## Given records
_____
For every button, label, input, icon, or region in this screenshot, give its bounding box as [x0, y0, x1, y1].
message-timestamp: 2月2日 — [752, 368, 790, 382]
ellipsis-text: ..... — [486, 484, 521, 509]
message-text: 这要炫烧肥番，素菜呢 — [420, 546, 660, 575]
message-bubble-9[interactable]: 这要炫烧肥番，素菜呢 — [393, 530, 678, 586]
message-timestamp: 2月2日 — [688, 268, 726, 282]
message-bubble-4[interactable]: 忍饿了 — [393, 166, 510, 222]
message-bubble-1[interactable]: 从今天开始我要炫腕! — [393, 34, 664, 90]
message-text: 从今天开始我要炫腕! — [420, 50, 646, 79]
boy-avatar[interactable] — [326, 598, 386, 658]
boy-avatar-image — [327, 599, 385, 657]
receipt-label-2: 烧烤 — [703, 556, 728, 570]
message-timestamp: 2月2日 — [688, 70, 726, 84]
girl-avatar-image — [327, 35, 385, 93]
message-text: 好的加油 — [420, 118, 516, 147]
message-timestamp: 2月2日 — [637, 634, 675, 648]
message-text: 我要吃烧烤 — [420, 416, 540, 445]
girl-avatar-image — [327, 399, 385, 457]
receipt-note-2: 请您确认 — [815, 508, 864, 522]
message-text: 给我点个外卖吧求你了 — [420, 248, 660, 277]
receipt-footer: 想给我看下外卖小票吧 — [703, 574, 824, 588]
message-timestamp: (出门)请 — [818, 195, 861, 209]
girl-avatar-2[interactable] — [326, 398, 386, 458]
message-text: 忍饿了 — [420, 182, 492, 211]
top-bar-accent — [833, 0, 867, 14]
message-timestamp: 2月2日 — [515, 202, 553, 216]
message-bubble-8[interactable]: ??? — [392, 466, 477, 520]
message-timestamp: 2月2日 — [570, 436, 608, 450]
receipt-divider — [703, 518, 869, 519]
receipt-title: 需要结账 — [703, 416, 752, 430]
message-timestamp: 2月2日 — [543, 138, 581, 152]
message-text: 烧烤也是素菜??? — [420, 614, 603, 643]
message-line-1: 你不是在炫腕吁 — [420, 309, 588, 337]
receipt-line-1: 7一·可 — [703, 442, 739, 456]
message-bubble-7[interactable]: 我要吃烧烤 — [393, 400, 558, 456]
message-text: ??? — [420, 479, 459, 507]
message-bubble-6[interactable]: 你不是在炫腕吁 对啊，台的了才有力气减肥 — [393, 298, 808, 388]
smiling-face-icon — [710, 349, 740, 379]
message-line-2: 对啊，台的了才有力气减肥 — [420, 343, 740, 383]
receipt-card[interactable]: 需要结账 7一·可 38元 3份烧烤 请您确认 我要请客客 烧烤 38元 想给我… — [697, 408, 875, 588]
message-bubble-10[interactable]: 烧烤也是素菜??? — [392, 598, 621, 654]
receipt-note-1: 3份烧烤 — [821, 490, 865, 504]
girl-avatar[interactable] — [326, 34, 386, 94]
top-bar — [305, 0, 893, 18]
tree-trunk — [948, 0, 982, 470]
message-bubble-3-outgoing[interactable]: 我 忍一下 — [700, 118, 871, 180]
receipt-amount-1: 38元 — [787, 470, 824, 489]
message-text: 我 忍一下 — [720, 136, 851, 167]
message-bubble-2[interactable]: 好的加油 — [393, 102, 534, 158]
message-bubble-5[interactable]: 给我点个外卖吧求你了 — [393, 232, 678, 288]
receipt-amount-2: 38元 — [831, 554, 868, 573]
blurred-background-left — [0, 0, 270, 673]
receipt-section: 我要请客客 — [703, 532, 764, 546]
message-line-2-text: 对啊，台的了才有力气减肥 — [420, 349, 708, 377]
_____
## Short task
Return, word for word, the lines of the records above, from the first line through the line that contains "message-bubble-4[interactable]: 忍饿了 —", including both of those lines and nothing else.

## Task solution
For every button, label, input, icon, or region in this screenshot, give its bounding box as [x0, y0, x1, y1].
message-timestamp: 2月2日 — [752, 368, 790, 382]
ellipsis-text: ..... — [486, 484, 521, 509]
message-text: 这要炫烧肥番，素菜呢 — [420, 546, 660, 575]
message-bubble-9[interactable]: 这要炫烧肥番，素菜呢 — [393, 530, 678, 586]
message-timestamp: 2月2日 — [688, 268, 726, 282]
message-bubble-4[interactable]: 忍饿了 — [393, 166, 510, 222]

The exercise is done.